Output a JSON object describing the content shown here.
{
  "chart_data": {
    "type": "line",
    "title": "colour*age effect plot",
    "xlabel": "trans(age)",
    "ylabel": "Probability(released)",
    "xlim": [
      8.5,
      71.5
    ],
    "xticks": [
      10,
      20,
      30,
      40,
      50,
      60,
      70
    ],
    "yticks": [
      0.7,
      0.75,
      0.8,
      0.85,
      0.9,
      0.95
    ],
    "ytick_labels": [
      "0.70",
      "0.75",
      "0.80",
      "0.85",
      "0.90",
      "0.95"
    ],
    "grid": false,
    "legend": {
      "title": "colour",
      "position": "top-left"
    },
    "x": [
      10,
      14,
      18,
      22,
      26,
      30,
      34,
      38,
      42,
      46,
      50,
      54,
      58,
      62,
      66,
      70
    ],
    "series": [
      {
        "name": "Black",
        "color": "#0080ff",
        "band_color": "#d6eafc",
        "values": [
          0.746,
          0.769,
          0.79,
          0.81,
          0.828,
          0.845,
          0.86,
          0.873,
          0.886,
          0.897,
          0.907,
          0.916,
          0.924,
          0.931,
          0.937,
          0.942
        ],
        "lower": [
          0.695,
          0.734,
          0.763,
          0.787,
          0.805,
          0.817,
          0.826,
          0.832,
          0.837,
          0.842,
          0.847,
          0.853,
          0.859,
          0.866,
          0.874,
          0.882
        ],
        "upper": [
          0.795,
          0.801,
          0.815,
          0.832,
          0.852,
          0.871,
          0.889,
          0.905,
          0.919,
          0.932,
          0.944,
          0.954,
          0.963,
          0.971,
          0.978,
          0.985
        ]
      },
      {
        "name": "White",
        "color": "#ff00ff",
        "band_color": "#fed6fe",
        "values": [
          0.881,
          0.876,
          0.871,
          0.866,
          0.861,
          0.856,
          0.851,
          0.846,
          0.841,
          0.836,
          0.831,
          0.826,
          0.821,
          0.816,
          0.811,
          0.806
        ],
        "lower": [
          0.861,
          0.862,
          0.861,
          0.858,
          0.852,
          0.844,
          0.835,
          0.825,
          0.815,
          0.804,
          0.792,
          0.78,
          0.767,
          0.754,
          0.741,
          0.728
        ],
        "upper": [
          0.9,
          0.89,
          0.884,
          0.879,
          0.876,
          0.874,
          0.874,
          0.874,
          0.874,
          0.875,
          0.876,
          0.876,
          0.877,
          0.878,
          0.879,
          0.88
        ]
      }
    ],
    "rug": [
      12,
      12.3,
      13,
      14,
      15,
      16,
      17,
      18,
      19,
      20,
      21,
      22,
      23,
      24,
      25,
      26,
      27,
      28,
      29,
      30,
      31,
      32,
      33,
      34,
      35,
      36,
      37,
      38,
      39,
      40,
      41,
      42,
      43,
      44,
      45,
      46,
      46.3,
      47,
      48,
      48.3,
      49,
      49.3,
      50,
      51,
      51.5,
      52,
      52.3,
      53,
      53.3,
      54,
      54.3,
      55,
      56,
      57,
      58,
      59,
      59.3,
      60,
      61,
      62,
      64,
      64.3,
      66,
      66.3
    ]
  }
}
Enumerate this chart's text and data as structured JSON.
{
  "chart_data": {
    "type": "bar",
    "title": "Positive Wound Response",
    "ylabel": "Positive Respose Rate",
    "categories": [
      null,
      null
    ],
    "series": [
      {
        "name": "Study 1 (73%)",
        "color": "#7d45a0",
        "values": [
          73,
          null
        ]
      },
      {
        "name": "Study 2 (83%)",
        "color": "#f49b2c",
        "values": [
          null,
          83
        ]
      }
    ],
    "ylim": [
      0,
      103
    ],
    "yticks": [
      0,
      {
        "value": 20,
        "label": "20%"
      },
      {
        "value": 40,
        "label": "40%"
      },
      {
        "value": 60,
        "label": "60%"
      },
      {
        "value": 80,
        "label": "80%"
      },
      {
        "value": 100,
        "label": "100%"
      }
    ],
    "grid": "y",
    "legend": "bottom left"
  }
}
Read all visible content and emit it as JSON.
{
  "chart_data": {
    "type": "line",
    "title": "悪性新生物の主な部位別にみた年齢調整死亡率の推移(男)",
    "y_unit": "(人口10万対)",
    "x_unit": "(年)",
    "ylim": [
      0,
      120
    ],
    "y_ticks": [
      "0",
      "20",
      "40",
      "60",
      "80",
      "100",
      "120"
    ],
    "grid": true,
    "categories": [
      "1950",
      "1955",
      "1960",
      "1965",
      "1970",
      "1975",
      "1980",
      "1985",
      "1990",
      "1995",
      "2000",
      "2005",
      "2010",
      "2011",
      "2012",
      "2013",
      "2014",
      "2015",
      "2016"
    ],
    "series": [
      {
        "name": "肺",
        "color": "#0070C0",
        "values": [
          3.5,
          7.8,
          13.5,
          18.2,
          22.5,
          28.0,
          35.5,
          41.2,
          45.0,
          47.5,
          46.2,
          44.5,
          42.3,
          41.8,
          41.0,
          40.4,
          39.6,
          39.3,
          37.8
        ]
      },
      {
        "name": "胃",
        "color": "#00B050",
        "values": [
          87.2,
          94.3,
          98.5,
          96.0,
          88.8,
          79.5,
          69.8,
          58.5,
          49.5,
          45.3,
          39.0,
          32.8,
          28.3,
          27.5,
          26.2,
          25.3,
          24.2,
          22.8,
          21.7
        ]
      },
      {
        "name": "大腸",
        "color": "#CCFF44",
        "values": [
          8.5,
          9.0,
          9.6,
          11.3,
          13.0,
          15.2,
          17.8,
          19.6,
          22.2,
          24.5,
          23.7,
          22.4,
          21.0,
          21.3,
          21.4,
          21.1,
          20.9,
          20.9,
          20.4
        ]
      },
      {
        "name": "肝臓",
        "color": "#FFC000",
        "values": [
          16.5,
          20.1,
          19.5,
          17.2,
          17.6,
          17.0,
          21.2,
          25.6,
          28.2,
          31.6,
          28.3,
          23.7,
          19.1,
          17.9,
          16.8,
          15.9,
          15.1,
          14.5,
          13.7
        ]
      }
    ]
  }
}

============

To be done: Write out every line of the data that holds the word "JSON".

Final result:
Output a JSON object describing the content shown here.
Enumerate this chart's text and data as structured JSON.
Read all visible content and emit it as JSON.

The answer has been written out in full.